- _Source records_
------------------------------------------------------------------------

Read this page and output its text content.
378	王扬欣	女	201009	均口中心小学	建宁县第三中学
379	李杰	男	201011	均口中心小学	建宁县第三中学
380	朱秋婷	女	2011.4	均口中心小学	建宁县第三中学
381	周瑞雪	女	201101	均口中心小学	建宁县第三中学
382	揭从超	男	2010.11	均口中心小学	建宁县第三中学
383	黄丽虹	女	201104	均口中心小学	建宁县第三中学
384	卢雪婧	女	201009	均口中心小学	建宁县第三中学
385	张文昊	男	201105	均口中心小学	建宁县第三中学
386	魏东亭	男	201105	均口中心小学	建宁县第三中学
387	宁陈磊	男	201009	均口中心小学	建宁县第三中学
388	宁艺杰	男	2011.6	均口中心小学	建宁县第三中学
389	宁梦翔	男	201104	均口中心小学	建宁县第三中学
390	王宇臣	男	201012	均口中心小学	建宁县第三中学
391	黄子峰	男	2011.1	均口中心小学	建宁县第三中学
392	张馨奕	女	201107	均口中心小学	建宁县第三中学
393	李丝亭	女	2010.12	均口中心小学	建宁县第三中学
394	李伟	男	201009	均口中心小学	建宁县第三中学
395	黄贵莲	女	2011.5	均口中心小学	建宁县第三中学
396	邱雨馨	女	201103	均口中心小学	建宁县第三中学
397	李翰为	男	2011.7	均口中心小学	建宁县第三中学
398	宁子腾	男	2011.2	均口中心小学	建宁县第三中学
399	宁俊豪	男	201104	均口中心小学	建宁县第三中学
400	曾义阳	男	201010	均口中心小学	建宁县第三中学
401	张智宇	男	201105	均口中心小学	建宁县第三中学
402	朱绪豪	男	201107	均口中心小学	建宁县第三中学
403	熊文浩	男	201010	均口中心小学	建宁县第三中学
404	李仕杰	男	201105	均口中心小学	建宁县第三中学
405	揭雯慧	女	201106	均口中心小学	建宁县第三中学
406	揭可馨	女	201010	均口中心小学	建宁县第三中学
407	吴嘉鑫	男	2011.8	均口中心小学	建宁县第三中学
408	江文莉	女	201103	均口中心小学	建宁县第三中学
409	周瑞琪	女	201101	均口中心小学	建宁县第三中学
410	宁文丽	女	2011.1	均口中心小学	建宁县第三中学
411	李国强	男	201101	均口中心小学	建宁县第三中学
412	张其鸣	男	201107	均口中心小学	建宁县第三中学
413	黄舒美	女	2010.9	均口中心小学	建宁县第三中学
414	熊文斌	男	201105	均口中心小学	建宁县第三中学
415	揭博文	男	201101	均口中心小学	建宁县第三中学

------------------------------------------------------------------------

- _Written task_
Set down all of the entries exactly, please.

- _Solution below_
Read this page and output its text content.
378	王扬欣	女	201009	均口中心小学	建宁县第三中学
379	李杰	男	201011	均口中心小学	建宁县第三中学
380	朱秋婷	女	2011.4	均口中心小学	建宁县第三中学
381	周瑞雪	女	201101	均口中心小学	建宁县第三中学
382	揭从超	男	2010.11	均口中心小学	建宁县第三中学
383	黄丽虹	女	201104	均口中心小学	建宁县第三中学
384	卢雪婧	女	201009	均口中心小学	建宁县第三中学
385	张文昊	男	201105	均口中心小学	建宁县第三中学
386	魏东亭	男	201105	均口中心小学	建宁县第三中学
387	宁陈磊	男	201009	均口中心小学	建宁县第三中学
388	宁艺杰	男	2011.6	均口中心小学	建宁县第三中学
389	宁梦翔	男	201104	均口中心小学	建宁县第三中学
390	王宇臣	男	201012	均口中心小学	建宁县第三中学
391	黄子峰	男	2011.1	均口中心小学	建宁县第三中学
392	张馨奕	女	201107	均口中心小学	建宁县第三中学
393	李丝亭	女	2010.12	均口中心小学	建宁县第三中学
394	李伟	男	201009	均口中心小学	建宁县第三中学
395	黄贵莲	女	2011.5	均口中心小学	建宁县第三中学
396	邱雨馨	女	201103	均口中心小学	建宁县第三中学
397	李翰为	男	2011.7	均口中心小学	建宁县第三中学
398	宁子腾	男	2011.2	均口中心小学	建宁县第三中学
399	宁俊豪	男	201104	均口中心小学	建宁县第三中学
400	曾义阳	男	201010	均口中心小学	建宁县第三中学
401	张智宇	男	201105	均口中心小学	建宁县第三中学
402	朱绪豪	男	201107	均口中心小学	建宁县第三中学
403	熊文浩	男	201010	均口中心小学	建宁县第三中学
404	李仕杰	男	201105	均口中心小学	建宁县第三中学
405	揭雯慧	女	201106	均口中心小学	建宁县第三中学
406	揭可馨	女	201010	均口中心小学	建宁县第三中学
407	吴嘉鑫	男	2011.8	均口中心小学	建宁县第三中学
408	江文莉	女	201103	均口中心小学	建宁县第三中学
409	周瑞琪	女	201101	均口中心小学	建宁县第三中学
410	宁文丽	女	2011.1	均口中心小学	建宁县第三中学
411	李国强	男	201101	均口中心小学	建宁县第三中学
412	张其鸣	男	201107	均口中心小学	建宁县第三中学
413	黄舒美	女	2010.9	均口中心小学	建宁县第三中学
414	熊文斌	男	201105	均口中心小学	建宁县第三中学
415	揭博文	男	201101	均口中心小学	建宁县第三中学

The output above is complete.